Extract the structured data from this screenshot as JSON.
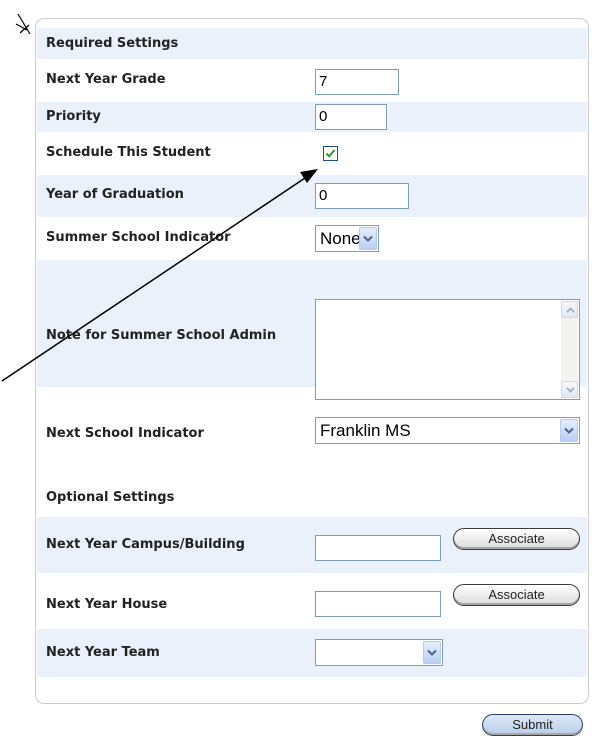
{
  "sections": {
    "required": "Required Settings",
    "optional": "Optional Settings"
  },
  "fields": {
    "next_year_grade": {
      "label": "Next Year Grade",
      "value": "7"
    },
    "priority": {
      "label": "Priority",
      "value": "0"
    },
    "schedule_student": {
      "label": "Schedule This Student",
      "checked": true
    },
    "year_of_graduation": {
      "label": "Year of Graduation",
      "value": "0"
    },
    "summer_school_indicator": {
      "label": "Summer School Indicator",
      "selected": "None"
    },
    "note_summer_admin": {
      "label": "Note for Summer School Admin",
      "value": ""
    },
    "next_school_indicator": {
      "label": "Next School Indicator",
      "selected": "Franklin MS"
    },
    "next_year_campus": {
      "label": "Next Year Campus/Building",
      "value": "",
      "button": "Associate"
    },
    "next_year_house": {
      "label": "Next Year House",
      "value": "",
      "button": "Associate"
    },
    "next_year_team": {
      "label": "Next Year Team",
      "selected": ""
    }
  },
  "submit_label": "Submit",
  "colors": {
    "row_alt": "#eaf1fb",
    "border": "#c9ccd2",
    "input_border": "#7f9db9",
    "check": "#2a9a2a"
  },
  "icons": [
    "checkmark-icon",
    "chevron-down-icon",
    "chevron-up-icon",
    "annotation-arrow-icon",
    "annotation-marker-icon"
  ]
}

--

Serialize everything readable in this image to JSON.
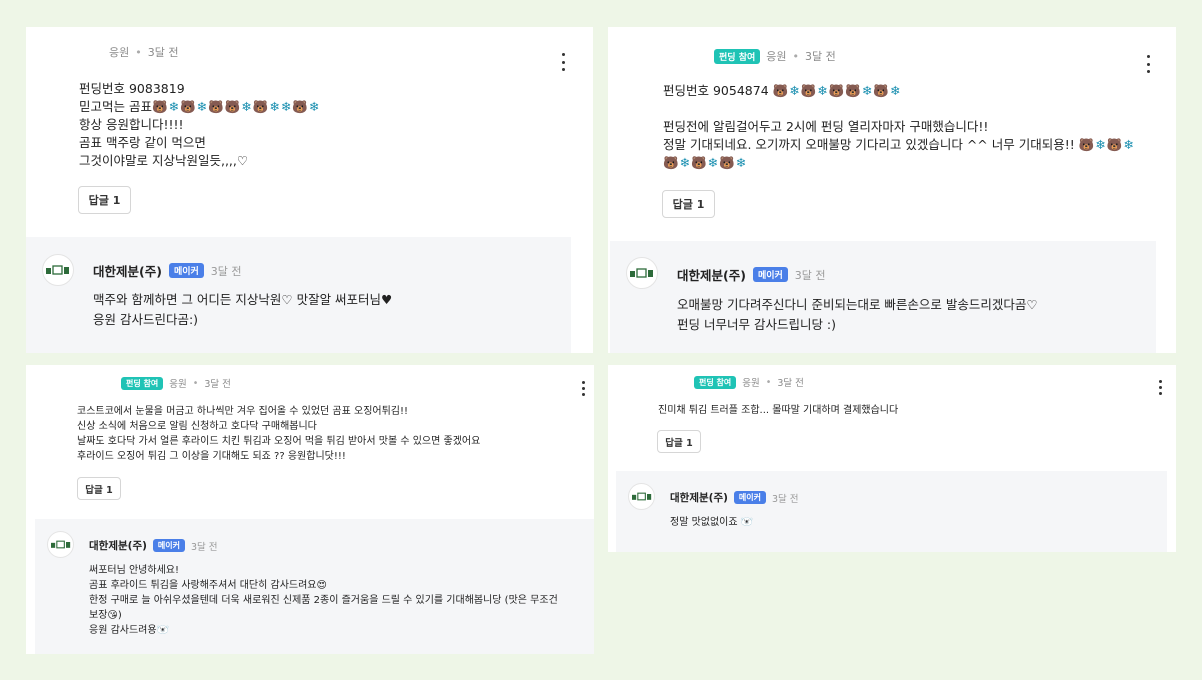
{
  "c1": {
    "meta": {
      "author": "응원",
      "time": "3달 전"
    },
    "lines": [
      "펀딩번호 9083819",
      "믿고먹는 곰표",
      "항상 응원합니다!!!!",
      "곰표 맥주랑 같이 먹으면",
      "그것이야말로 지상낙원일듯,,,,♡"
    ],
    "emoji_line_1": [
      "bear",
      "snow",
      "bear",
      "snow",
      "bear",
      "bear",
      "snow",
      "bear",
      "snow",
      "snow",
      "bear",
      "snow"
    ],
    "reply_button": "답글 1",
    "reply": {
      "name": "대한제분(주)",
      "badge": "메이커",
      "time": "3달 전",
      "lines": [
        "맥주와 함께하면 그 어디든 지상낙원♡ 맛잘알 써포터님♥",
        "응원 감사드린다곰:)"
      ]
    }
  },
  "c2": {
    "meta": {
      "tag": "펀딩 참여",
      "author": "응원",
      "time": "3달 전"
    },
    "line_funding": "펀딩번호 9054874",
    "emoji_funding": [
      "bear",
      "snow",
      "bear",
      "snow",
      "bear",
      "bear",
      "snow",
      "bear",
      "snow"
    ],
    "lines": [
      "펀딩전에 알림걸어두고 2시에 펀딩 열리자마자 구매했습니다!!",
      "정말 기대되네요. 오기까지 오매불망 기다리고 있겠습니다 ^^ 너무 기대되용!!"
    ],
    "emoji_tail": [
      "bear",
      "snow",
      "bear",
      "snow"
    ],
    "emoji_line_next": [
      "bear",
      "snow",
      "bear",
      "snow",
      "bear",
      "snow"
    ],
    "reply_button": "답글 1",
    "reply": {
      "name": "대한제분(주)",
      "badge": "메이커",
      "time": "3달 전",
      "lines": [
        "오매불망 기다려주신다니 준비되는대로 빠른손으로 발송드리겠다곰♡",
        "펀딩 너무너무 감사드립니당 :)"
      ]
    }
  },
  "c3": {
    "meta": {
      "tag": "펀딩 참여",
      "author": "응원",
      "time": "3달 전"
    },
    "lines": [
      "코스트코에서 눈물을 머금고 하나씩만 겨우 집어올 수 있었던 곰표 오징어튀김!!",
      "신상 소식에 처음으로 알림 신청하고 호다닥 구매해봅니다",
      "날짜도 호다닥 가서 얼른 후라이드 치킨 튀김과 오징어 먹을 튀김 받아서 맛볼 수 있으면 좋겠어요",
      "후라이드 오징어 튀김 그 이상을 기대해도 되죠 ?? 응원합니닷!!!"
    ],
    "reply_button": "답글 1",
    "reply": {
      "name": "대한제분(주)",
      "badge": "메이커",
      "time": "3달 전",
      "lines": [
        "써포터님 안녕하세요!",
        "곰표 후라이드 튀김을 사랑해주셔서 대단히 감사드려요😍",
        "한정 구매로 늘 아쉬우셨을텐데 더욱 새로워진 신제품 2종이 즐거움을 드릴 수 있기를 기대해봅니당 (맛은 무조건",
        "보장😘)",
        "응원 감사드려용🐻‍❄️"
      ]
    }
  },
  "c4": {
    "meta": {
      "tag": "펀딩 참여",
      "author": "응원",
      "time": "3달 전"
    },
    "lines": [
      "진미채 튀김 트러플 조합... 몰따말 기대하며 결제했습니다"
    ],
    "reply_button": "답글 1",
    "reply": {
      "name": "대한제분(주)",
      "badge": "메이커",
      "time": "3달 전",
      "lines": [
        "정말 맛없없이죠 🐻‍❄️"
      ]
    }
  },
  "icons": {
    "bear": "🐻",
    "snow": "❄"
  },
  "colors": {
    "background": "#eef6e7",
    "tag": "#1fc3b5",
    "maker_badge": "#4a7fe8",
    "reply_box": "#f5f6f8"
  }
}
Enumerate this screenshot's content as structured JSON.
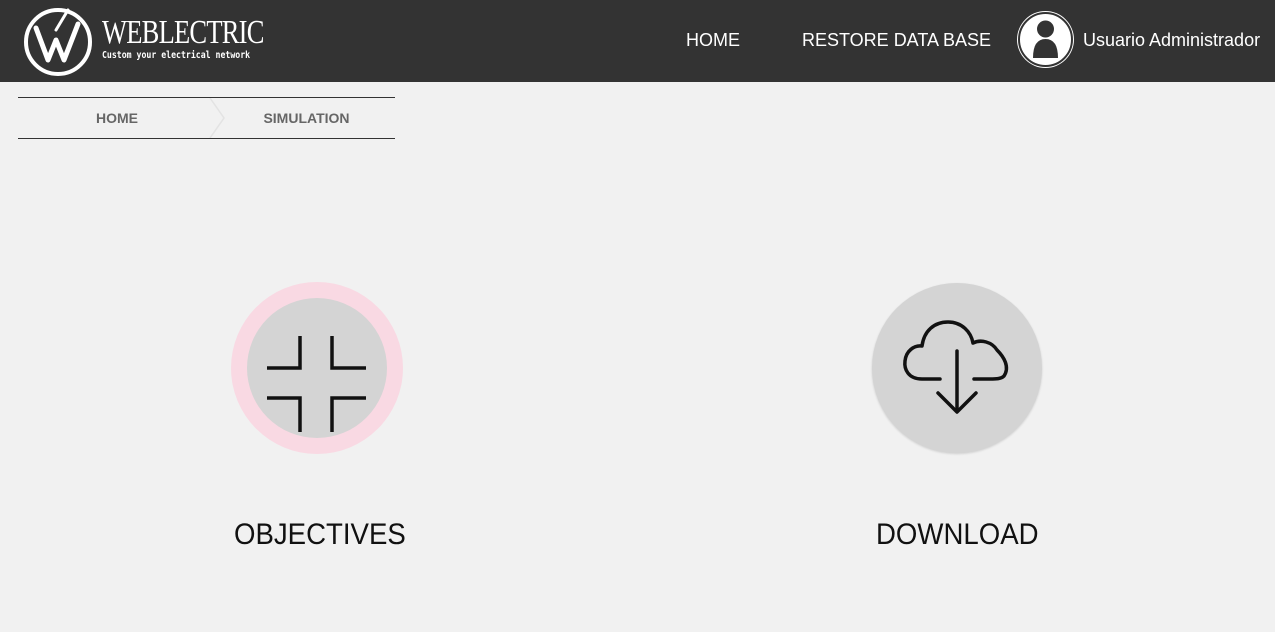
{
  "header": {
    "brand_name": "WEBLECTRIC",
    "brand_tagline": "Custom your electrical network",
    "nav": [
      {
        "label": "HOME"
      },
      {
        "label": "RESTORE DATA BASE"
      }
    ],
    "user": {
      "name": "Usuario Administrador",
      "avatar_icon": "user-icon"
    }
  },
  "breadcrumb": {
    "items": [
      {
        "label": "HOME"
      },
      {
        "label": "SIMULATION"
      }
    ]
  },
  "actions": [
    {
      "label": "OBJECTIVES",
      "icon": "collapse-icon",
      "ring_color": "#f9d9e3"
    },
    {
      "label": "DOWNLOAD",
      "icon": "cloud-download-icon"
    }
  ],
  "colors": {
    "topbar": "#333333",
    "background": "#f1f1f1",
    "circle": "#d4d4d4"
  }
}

YOUR TASK: Select all lines in the listing above where the word "screenshot" appears, and show them.

ANSWER BELOW:
Extract the structured data from this screenshot as JSON.
Enumerate this screenshot's content as structured JSON.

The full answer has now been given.